— start of Supplied data —
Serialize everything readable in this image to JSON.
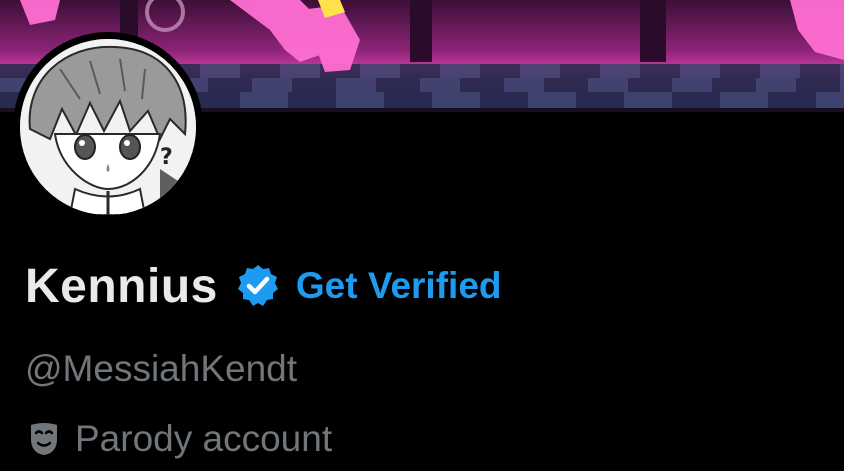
{
  "profile": {
    "display_name": "Kennius",
    "get_verified_label": "Get Verified",
    "handle": "@MessiahKendt",
    "parody_label": "Parody account"
  },
  "icons": {
    "verified": "verified-badge-icon",
    "parody": "theater-mask-icon"
  },
  "colors": {
    "background": "#000000",
    "name": "#e7e9ea",
    "secondary_text": "#71767b",
    "accent_blue": "#1d9bf0"
  }
}
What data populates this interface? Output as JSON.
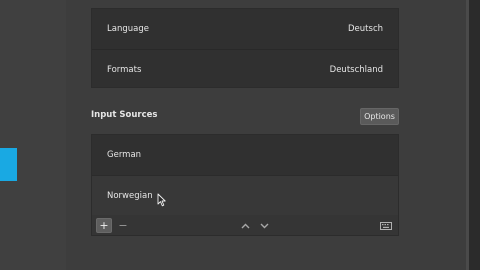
{
  "region": {
    "rows": [
      {
        "label": "Language",
        "value": "Deutsch"
      },
      {
        "label": "Formats",
        "value": "Deutschland"
      }
    ]
  },
  "input_sources": {
    "title": "Input Sources",
    "options_label": "Options",
    "items": [
      "German",
      "Norwegian"
    ],
    "toolbar": {
      "add": "+",
      "remove": "−",
      "icons": [
        "plus-icon",
        "minus-icon",
        "chevron-up-icon",
        "chevron-down-icon",
        "keyboard-icon"
      ]
    }
  },
  "colors": {
    "accent": "#19a9e3",
    "panel": "#303030",
    "background": "#3d3d3d"
  }
}
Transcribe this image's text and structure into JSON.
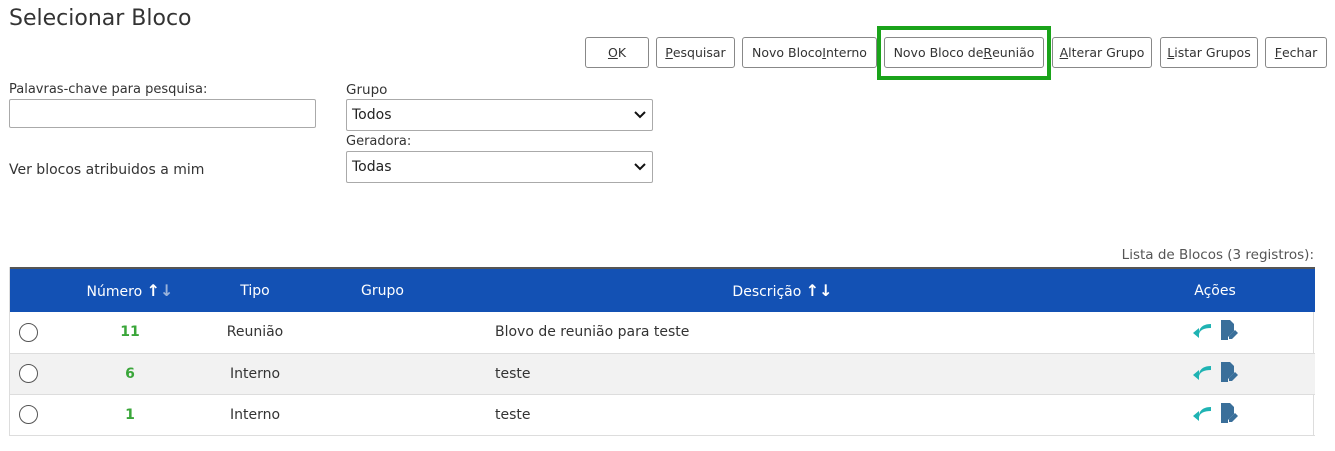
{
  "page": {
    "title": "Selecionar Bloco"
  },
  "toolbar": {
    "ok": {
      "prefix": "",
      "key": "O",
      "rest": "K"
    },
    "pesquisar": {
      "prefix": "",
      "key": "P",
      "rest": "esquisar"
    },
    "novo_interno": {
      "prefix": "Novo Bloco ",
      "key": "I",
      "rest": "nterno"
    },
    "novo_reuniao": {
      "prefix": "Novo Bloco de ",
      "key": "R",
      "rest": "eunião"
    },
    "alterar_grupo": {
      "prefix": "",
      "key": "A",
      "rest": "lterar Grupo"
    },
    "listar_grupos": {
      "prefix": "",
      "key": "L",
      "rest": "istar Grupos"
    },
    "fechar": {
      "prefix": "",
      "key": "F",
      "rest": "echar"
    }
  },
  "filters": {
    "keywords_label": "Palavras-chave para pesquisa:",
    "keywords_value": "",
    "grupo_label": "Grupo",
    "grupo_value": "Todos",
    "geradora_label": "Geradora:",
    "geradora_value": "Todas",
    "atribuidos_label": "Ver blocos atribuidos a mim"
  },
  "table": {
    "caption": "Lista de Blocos (3 registros):",
    "headers": {
      "numero": "Número",
      "tipo": "Tipo",
      "grupo": "Grupo",
      "descricao": "Descrição",
      "acoes": "Ações"
    },
    "rows": [
      {
        "numero": "11",
        "tipo": "Reunião",
        "grupo": "",
        "descricao": "Blovo de reunião para teste"
      },
      {
        "numero": "6",
        "tipo": "Interno",
        "grupo": "",
        "descricao": "teste"
      },
      {
        "numero": "1",
        "tipo": "Interno",
        "grupo": "",
        "descricao": "teste"
      }
    ]
  },
  "colors": {
    "header_bg": "#1351b4",
    "highlight": "#1aa31a",
    "number": "#3aa63a",
    "action_arrow": "#1fb3b3",
    "action_edit": "#3a6f9a"
  }
}
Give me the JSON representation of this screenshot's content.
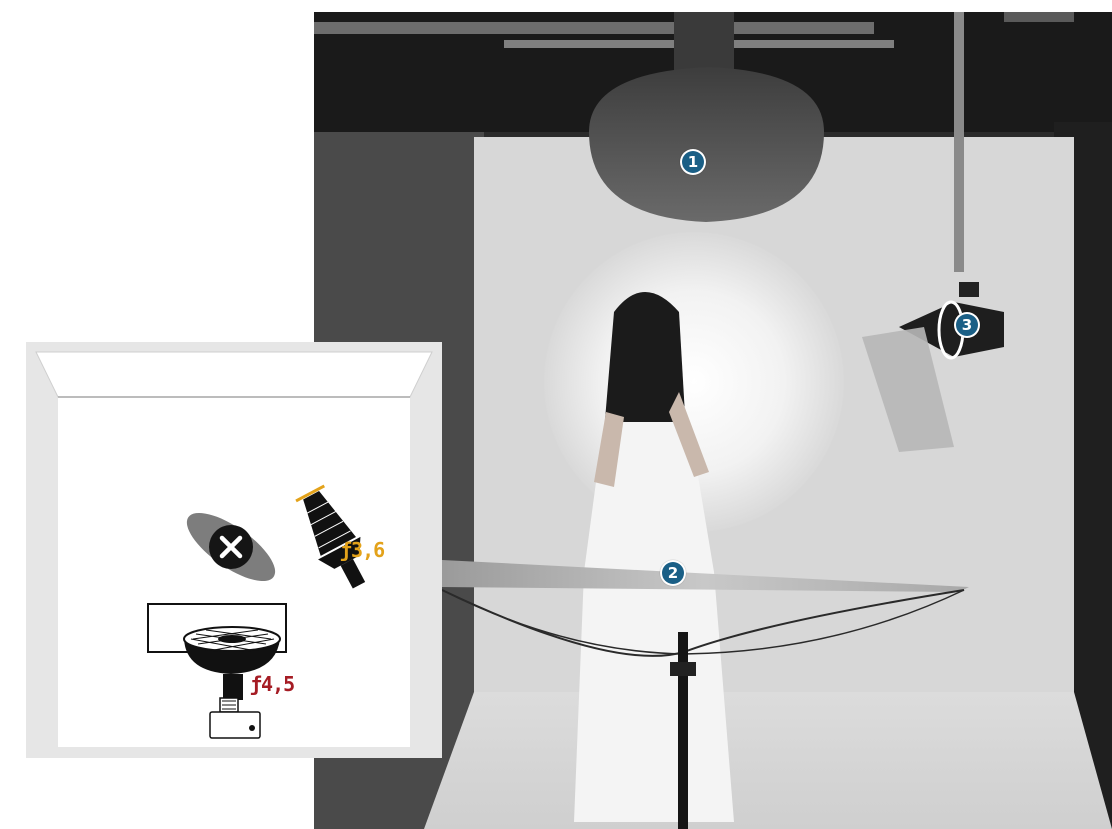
{
  "photo": {
    "subject": "studio-portrait-photo",
    "markers": [
      {
        "number": "1",
        "color": "#1a5f86"
      },
      {
        "number": "2",
        "color": "#1a5f86"
      },
      {
        "number": "3",
        "color": "#1a5f86"
      }
    ]
  },
  "diagram": {
    "background_color": "#e6e6e6",
    "icons": [
      "background-paper-icon",
      "beauty-dish-icon",
      "snoot-light-icon",
      "reflector-disabled-icon",
      "camera-icon",
      "table-icon"
    ],
    "fstops": [
      {
        "label": "ƒ3,6",
        "color": "#e3a21a"
      },
      {
        "label": "ƒ4,5",
        "color": "#a51c24"
      }
    ]
  }
}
— end of Supplied data —
▶ [Task requirements]
Leave the pictures out and copy the rest of the data exactly.

▶ [Output for this exercise]
Serialize everything readable in this image to JSON.
{
  "profile": {
    "display_name": "Kennius",
    "get_verified_label": "Get Verified",
    "handle": "@MessiahKendt",
    "parody_label": "Parody account"
  },
  "icons": {
    "verified": "verified-badge-icon",
    "parody": "theater-mask-icon"
  },
  "colors": {
    "background": "#000000",
    "name": "#e7e9ea",
    "secondary_text": "#71767b",
    "accent_blue": "#1d9bf0"
  }
}
What data populates this interface? Output as JSON.
{
  "region": {
    "rows": [
      {
        "label": "Language",
        "value": "Deutsch"
      },
      {
        "label": "Formats",
        "value": "Deutschland"
      }
    ]
  },
  "input_sources": {
    "title": "Input Sources",
    "options_label": "Options",
    "items": [
      "German",
      "Norwegian"
    ],
    "toolbar": {
      "add": "+",
      "remove": "−",
      "icons": [
        "plus-icon",
        "minus-icon",
        "chevron-up-icon",
        "chevron-down-icon",
        "keyboard-icon"
      ]
    }
  },
  "colors": {
    "accent": "#19a9e3",
    "panel": "#303030",
    "background": "#3d3d3d"
  }
}
Transcribe this image's text and structure into JSON.
{
  "page": {
    "title": "Selecionar Bloco"
  },
  "toolbar": {
    "ok": {
      "prefix": "",
      "key": "O",
      "rest": "K"
    },
    "pesquisar": {
      "prefix": "",
      "key": "P",
      "rest": "esquisar"
    },
    "novo_interno": {
      "prefix": "Novo Bloco ",
      "key": "I",
      "rest": "nterno"
    },
    "novo_reuniao": {
      "prefix": "Novo Bloco de ",
      "key": "R",
      "rest": "eunião"
    },
    "alterar_grupo": {
      "prefix": "",
      "key": "A",
      "rest": "lterar Grupo"
    },
    "listar_grupos": {
      "prefix": "",
      "key": "L",
      "rest": "istar Grupos"
    },
    "fechar": {
      "prefix": "",
      "key": "F",
      "rest": "echar"
    }
  },
  "filters": {
    "keywords_label": "Palavras-chave para pesquisa:",
    "keywords_value": "",
    "grupo_label": "Grupo",
    "grupo_value": "Todos",
    "geradora_label": "Geradora:",
    "geradora_value": "Todas",
    "atribuidos_label": "Ver blocos atribuidos a mim"
  },
  "table": {
    "caption": "Lista de Blocos (3 registros):",
    "headers": {
      "numero": "Número",
      "tipo": "Tipo",
      "grupo": "Grupo",
      "descricao": "Descrição",
      "acoes": "Ações"
    },
    "rows": [
      {
        "numero": "11",
        "tipo": "Reunião",
        "grupo": "",
        "descricao": "Blovo de reunião para teste"
      },
      {
        "numero": "6",
        "tipo": "Interno",
        "grupo": "",
        "descricao": "teste"
      },
      {
        "numero": "1",
        "tipo": "Interno",
        "grupo": "",
        "descricao": "teste"
      }
    ]
  },
  "colors": {
    "header_bg": "#1351b4",
    "highlight": "#1aa31a",
    "number": "#3aa63a",
    "action_arrow": "#1fb3b3",
    "action_edit": "#3a6f9a"
  }
}
Give me the JSON representation of this screenshot's content.
{
  "photo": {
    "subject": "studio-portrait-photo",
    "markers": [
      {
        "number": "1",
        "color": "#1a5f86"
      },
      {
        "number": "2",
        "color": "#1a5f86"
      },
      {
        "number": "3",
        "color": "#1a5f86"
      }
    ]
  },
  "diagram": {
    "background_color": "#e6e6e6",
    "icons": [
      "background-paper-icon",
      "beauty-dish-icon",
      "snoot-light-icon",
      "reflector-disabled-icon",
      "camera-icon",
      "table-icon"
    ],
    "fstops": [
      {
        "label": "ƒ3,6",
        "color": "#e3a21a"
      },
      {
        "label": "ƒ4,5",
        "color": "#a51c24"
      }
    ]
  }
}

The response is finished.